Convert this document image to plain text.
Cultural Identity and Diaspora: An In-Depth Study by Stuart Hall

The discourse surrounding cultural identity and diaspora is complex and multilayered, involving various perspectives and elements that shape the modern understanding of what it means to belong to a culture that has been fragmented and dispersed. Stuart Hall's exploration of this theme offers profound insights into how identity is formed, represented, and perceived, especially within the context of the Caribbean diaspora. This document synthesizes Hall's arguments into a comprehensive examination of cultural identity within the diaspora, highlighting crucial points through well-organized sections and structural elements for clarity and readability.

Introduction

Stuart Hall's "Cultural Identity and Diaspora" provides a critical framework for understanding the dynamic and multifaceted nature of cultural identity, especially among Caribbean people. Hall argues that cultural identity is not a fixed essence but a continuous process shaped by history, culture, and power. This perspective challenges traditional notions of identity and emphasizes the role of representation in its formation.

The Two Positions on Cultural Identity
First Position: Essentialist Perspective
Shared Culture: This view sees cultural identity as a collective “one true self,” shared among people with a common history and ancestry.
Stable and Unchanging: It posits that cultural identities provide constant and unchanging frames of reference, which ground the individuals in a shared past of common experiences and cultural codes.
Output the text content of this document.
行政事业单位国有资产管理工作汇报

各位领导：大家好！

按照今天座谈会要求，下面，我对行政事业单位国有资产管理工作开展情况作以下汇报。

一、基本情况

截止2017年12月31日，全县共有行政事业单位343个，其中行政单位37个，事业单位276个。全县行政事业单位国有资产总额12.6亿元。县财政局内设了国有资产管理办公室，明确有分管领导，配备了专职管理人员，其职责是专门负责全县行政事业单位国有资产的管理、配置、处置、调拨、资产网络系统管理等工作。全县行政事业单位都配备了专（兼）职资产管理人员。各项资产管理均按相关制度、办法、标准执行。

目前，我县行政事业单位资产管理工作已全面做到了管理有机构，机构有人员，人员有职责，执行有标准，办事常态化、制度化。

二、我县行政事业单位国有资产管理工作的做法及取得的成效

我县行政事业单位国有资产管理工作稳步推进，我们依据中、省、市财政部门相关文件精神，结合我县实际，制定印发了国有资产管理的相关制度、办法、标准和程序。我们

Requirements
Repeat the records above exactly.

Completed exercise
Convert this document image to plain text.
Cultural Identity and Diaspora: An In-Depth Study by Stuart Hall

The discourse surrounding cultural identity and diaspora is complex and multilayered, involving various perspectives and elements that shape the modern understanding of what it means to belong to a culture that has been fragmented and dispersed. Stuart Hall's exploration of this theme offers profound insights into how identity is formed, represented, and perceived, especially within the context of the Caribbean diaspora. This document synthesizes Hall's arguments into a comprehensive examination of cultural identity within the diaspora, highlighting crucial points through well-organized sections and structural elements for clarity and readability.

Introduction

Stuart Hall's "Cultural Identity and Diaspora" provides a critical framework for understanding the dynamic and multifaceted nature of cultural identity, especially among Caribbean people. Hall argues that cultural identity is not a fixed essence but a continuous process shaped by history, culture, and power. This perspective challenges traditional notions of identity and emphasizes the role of representation in its formation.

The Two Positions on Cultural Identity
First Position: Essentialist Perspective
Shared Culture: This view sees cultural identity as a collective “one true self,” shared among people with a common history and ancestry.
Stable and Unchanging: It posits that cultural identities provide constant and unchanging frames of reference, which ground the individuals in a shared past of common experiences and cultural codes.
Output the text content of this document.
行政事业单位国有资产管理工作汇报

各位领导：大家好！

按照今天座谈会要求，下面，我对行政事业单位国有资产管理工作开展情况作以下汇报。

一、基本情况

截止2017年12月31日，全县共有行政事业单位343个，其中行政单位37个，事业单位276个。全县行政事业单位国有资产总额12.6亿元。县财政局内设了国有资产管理办公室，明确有分管领导，配备了专职管理人员，其职责是专门负责全县行政事业单位国有资产的管理、配置、处置、调拨、资产网络系统管理等工作。全县行政事业单位都配备了专（兼）职资产管理人员。各项资产管理均按相关制度、办法、标准执行。

目前，我县行政事业单位资产管理工作已全面做到了管理有机构，机构有人员，人员有职责，执行有标准，办事常态化、制度化。

二、我县行政事业单位国有资产管理工作的做法及取得的成效

我县行政事业单位国有资产管理工作稳步推进，我们依据中、省、市财政部门相关文件精神，结合我县实际，制定印发了国有资产管理的相关制度、办法、标准和程序。我们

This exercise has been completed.